• **THE INPUT**:
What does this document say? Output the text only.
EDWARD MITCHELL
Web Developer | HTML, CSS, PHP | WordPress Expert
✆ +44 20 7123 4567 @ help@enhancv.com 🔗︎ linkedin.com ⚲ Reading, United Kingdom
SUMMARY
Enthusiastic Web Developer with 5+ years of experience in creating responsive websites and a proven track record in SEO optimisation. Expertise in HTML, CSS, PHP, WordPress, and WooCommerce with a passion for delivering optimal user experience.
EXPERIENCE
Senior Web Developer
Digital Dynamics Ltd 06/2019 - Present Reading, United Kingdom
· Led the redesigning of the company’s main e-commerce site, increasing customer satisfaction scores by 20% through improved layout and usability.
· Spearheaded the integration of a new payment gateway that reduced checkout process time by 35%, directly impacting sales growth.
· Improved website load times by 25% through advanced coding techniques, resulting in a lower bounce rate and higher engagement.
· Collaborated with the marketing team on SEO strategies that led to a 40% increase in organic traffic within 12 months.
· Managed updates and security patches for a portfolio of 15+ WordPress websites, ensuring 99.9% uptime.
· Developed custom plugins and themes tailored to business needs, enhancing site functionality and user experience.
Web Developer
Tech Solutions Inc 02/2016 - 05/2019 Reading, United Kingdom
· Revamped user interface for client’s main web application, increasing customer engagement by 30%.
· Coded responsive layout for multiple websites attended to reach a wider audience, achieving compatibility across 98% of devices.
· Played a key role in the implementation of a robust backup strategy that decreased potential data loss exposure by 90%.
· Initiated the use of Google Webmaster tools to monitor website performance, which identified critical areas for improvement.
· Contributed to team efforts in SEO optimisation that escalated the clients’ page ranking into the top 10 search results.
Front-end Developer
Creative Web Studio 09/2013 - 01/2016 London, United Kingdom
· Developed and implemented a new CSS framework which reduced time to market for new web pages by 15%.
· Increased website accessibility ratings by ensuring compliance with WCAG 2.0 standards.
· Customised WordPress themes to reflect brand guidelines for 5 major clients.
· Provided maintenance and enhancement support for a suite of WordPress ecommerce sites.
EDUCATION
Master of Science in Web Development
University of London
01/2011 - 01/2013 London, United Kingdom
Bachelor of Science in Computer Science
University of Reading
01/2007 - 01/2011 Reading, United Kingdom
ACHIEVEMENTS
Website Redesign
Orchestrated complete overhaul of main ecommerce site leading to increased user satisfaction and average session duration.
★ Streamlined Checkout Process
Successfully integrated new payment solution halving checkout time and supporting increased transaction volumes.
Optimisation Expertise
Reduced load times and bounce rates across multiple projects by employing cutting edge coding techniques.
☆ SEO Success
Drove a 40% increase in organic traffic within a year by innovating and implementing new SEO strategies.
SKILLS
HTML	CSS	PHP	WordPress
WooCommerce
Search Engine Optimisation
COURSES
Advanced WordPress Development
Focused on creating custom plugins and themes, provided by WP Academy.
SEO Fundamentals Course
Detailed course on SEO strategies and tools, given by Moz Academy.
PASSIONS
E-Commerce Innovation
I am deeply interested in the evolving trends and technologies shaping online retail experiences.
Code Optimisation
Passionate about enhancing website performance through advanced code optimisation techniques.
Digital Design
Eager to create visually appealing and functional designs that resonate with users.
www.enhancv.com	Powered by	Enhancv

• **INSTRUCTIONS TO FOLLOW**:
The records above must be output exactly, in full.

• **REPLY**:
What does this document say? Output the text only.
EDWARD MITCHELL
Web Developer | HTML, CSS, PHP | WordPress Expert
✆ +44 20 7123 4567 @ help@enhancv.com 🔗︎ linkedin.com ⚲ Reading, United Kingdom
SUMMARY
Enthusiastic Web Developer with 5+ years of experience in creating responsive websites and a proven track record in SEO optimisation. Expertise in HTML, CSS, PHP, WordPress, and WooCommerce with a passion for delivering optimal user experience.
EXPERIENCE
Senior Web Developer
Digital Dynamics Ltd 06/2019 - Present Reading, United Kingdom
· Led the redesigning of the company’s main e-commerce site, increasing customer satisfaction scores by 20% through improved layout and usability.
· Spearheaded the integration of a new payment gateway that reduced checkout process time by 35%, directly impacting sales growth.
· Improved website load times by 25% through advanced coding techniques, resulting in a lower bounce rate and higher engagement.
· Collaborated with the marketing team on SEO strategies that led to a 40% increase in organic traffic within 12 months.
· Managed updates and security patches for a portfolio of 15+ WordPress websites, ensuring 99.9% uptime.
· Developed custom plugins and themes tailored to business needs, enhancing site functionality and user experience.
Web Developer
Tech Solutions Inc 02/2016 - 05/2019 Reading, United Kingdom
· Revamped user interface for client’s main web application, increasing customer engagement by 30%.
· Coded responsive layout for multiple websites attended to reach a wider audience, achieving compatibility across 98% of devices.
· Played a key role in the implementation of a robust backup strategy that decreased potential data loss exposure by 90%.
· Initiated the use of Google Webmaster tools to monitor website performance, which identified critical areas for improvement.
· Contributed to team efforts in SEO optimisation that escalated the clients’ page ranking into the top 10 search results.
Front-end Developer
Creative Web Studio 09/2013 - 01/2016 London, United Kingdom
· Developed and implemented a new CSS framework which reduced time to market for new web pages by 15%.
· Increased website accessibility ratings by ensuring compliance with WCAG 2.0 standards.
· Customised WordPress themes to reflect brand guidelines for 5 major clients.
· Provided maintenance and enhancement support for a suite of WordPress ecommerce sites.
EDUCATION
Master of Science in Web Development
University of London
01/2011 - 01/2013 London, United Kingdom
Bachelor of Science in Computer Science
University of Reading
01/2007 - 01/2011 Reading, United Kingdom
ACHIEVEMENTS
Website Redesign
Orchestrated complete overhaul of main ecommerce site leading to increased user satisfaction and average session duration.
★ Streamlined Checkout Process
Successfully integrated new payment solution halving checkout time and supporting increased transaction volumes.
Optimisation Expertise
Reduced load times and bounce rates across multiple projects by employing cutting edge coding techniques.
☆ SEO Success
Drove a 40% increase in organic traffic within a year by innovating and implementing new SEO strategies.
SKILLS
HTML	CSS	PHP	WordPress
WooCommerce
Search Engine Optimisation
COURSES
Advanced WordPress Development
Focused on creating custom plugins and themes, provided by WP Academy.
SEO Fundamentals Course
Detailed course on SEO strategies and tools, given by Moz Academy.
PASSIONS
E-Commerce Innovation
I am deeply interested in the evolving trends and technologies shaping online retail experiences.
Code Optimisation
Passionate about enhancing website performance through advanced code optimisation techniques.
Digital Design
Eager to create visually appealing and functional designs that resonate with users.
www.enhancv.com	Powered by	Enhancv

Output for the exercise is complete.